━━━━━ Input rows ━━━━━

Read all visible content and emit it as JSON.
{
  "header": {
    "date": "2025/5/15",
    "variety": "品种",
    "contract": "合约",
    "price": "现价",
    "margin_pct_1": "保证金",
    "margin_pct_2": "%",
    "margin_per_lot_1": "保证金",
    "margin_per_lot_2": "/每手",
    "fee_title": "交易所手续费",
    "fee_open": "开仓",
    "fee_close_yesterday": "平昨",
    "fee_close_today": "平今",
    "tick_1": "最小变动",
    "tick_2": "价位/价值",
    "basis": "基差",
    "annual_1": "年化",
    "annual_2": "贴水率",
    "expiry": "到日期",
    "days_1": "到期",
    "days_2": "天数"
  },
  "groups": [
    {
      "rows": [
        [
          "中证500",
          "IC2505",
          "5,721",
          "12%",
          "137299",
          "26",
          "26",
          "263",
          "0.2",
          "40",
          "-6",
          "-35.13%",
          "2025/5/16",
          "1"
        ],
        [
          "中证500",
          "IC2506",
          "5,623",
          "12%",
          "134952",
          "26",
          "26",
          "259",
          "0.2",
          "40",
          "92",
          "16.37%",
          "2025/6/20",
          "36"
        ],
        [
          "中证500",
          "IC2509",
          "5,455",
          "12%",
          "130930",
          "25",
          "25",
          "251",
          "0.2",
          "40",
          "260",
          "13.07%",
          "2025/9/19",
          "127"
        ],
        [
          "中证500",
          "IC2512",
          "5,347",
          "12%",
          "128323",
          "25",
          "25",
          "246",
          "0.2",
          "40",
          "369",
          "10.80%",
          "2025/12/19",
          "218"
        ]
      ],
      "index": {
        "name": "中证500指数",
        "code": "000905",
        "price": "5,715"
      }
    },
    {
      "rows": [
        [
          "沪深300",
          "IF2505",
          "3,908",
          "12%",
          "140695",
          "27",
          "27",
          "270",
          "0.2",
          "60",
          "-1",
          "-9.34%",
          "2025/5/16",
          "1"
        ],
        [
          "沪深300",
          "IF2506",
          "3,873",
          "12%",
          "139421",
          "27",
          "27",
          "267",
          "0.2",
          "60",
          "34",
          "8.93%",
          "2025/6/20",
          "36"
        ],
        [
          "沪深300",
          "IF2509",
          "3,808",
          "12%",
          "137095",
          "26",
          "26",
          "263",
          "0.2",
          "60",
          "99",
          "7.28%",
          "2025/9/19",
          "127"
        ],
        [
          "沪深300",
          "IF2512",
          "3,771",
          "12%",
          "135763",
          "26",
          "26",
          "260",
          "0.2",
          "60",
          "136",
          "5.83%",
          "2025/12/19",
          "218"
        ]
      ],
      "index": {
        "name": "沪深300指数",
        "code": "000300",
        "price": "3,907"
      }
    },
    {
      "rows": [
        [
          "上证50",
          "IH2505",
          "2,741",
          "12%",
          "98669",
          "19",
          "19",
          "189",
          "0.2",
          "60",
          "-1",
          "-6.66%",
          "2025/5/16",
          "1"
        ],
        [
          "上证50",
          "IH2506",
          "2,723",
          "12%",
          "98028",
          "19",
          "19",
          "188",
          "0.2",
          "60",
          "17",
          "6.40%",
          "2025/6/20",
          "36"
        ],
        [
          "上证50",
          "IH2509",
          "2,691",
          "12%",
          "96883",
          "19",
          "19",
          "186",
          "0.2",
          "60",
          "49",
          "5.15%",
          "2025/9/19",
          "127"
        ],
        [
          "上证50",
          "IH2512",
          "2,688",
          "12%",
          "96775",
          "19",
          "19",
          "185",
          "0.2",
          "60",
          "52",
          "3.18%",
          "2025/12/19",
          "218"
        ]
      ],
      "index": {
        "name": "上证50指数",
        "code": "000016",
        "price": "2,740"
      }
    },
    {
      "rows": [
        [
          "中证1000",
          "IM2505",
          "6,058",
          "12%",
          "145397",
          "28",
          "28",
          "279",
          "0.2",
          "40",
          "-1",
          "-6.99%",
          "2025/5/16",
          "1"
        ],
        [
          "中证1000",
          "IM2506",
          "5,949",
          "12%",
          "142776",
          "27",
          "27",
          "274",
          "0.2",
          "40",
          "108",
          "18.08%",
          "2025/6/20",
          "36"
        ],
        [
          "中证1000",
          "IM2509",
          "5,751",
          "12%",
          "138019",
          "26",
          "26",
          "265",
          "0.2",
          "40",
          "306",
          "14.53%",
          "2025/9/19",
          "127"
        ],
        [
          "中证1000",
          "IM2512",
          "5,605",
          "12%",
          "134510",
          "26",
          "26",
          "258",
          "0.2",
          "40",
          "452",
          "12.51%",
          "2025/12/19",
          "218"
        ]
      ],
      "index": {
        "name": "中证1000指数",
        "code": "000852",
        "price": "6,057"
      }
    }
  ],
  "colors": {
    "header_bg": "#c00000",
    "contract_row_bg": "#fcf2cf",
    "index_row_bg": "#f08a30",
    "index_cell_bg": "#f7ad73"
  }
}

━━━━━

Description of the task
Print every record exactly as it was given.

The reply
Read all visible content and emit it as JSON.
{
  "header": {
    "date": "2025/5/15",
    "variety": "品种",
    "contract": "合约",
    "price": "现价",
    "margin_pct_1": "保证金",
    "margin_pct_2": "%",
    "margin_per_lot_1": "保证金",
    "margin_per_lot_2": "/每手",
    "fee_title": "交易所手续费",
    "fee_open": "开仓",
    "fee_close_yesterday": "平昨",
    "fee_close_today": "平今",
    "tick_1": "最小变动",
    "tick_2": "价位/价值",
    "basis": "基差",
    "annual_1": "年化",
    "annual_2": "贴水率",
    "expiry": "到日期",
    "days_1": "到期",
    "days_2": "天数"
  },
  "groups": [
    {
      "rows": [
        [
          "中证500",
          "IC2505",
          "5,721",
          "12%",
          "137299",
          "26",
          "26",
          "263",
          "0.2",
          "40",
          "-6",
          "-35.13%",
          "2025/5/16",
          "1"
        ],
        [
          "中证500",
          "IC2506",
          "5,623",
          "12%",
          "134952",
          "26",
          "26",
          "259",
          "0.2",
          "40",
          "92",
          "16.37%",
          "2025/6/20",
          "36"
        ],
        [
          "中证500",
          "IC2509",
          "5,455",
          "12%",
          "130930",
          "25",
          "25",
          "251",
          "0.2",
          "40",
          "260",
          "13.07%",
          "2025/9/19",
          "127"
        ],
        [
          "中证500",
          "IC2512",
          "5,347",
          "12%",
          "128323",
          "25",
          "25",
          "246",
          "0.2",
          "40",
          "369",
          "10.80%",
          "2025/12/19",
          "218"
        ]
      ],
      "index": {
        "name": "中证500指数",
        "code": "000905",
        "price": "5,715"
      }
    },
    {
      "rows": [
        [
          "沪深300",
          "IF2505",
          "3,908",
          "12%",
          "140695",
          "27",
          "27",
          "270",
          "0.2",
          "60",
          "-1",
          "-9.34%",
          "2025/5/16",
          "1"
        ],
        [
          "沪深300",
          "IF2506",
          "3,873",
          "12%",
          "139421",
          "27",
          "27",
          "267",
          "0.2",
          "60",
          "34",
          "8.93%",
          "2025/6/20",
          "36"
        ],
        [
          "沪深300",
          "IF2509",
          "3,808",
          "12%",
          "137095",
          "26",
          "26",
          "263",
          "0.2",
          "60",
          "99",
          "7.28%",
          "2025/9/19",
          "127"
        ],
        [
          "沪深300",
          "IF2512",
          "3,771",
          "12%",
          "135763",
          "26",
          "26",
          "260",
          "0.2",
          "60",
          "136",
          "5.83%",
          "2025/12/19",
          "218"
        ]
      ],
      "index": {
        "name": "沪深300指数",
        "code": "000300",
        "price": "3,907"
      }
    },
    {
      "rows": [
        [
          "上证50",
          "IH2505",
          "2,741",
          "12%",
          "98669",
          "19",
          "19",
          "189",
          "0.2",
          "60",
          "-1",
          "-6.66%",
          "2025/5/16",
          "1"
        ],
        [
          "上证50",
          "IH2506",
          "2,723",
          "12%",
          "98028",
          "19",
          "19",
          "188",
          "0.2",
          "60",
          "17",
          "6.40%",
          "2025/6/20",
          "36"
        ],
        [
          "上证50",
          "IH2509",
          "2,691",
          "12%",
          "96883",
          "19",
          "19",
          "186",
          "0.2",
          "60",
          "49",
          "5.15%",
          "2025/9/19",
          "127"
        ],
        [
          "上证50",
          "IH2512",
          "2,688",
          "12%",
          "96775",
          "19",
          "19",
          "185",
          "0.2",
          "60",
          "52",
          "3.18%",
          "2025/12/19",
          "218"
        ]
      ],
      "index": {
        "name": "上证50指数",
        "code": "000016",
        "price": "2,740"
      }
    },
    {
      "rows": [
        [
          "中证1000",
          "IM2505",
          "6,058",
          "12%",
          "145397",
          "28",
          "28",
          "279",
          "0.2",
          "40",
          "-1",
          "-6.99%",
          "2025/5/16",
          "1"
        ],
        [
          "中证1000",
          "IM2506",
          "5,949",
          "12%",
          "142776",
          "27",
          "27",
          "274",
          "0.2",
          "40",
          "108",
          "18.08%",
          "2025/6/20",
          "36"
        ],
        [
          "中证1000",
          "IM2509",
          "5,751",
          "12%",
          "138019",
          "26",
          "26",
          "265",
          "0.2",
          "40",
          "306",
          "14.53%",
          "2025/9/19",
          "127"
        ],
        [
          "中证1000",
          "IM2512",
          "5,605",
          "12%",
          "134510",
          "26",
          "26",
          "258",
          "0.2",
          "40",
          "452",
          "12.51%",
          "2025/12/19",
          "218"
        ]
      ],
      "index": {
        "name": "中证1000指数",
        "code": "000852",
        "price": "6,057"
      }
    }
  ],
  "colors": {
    "header_bg": "#c00000",
    "contract_row_bg": "#fcf2cf",
    "index_row_bg": "#f08a30",
    "index_cell_bg": "#f7ad73"
  }
}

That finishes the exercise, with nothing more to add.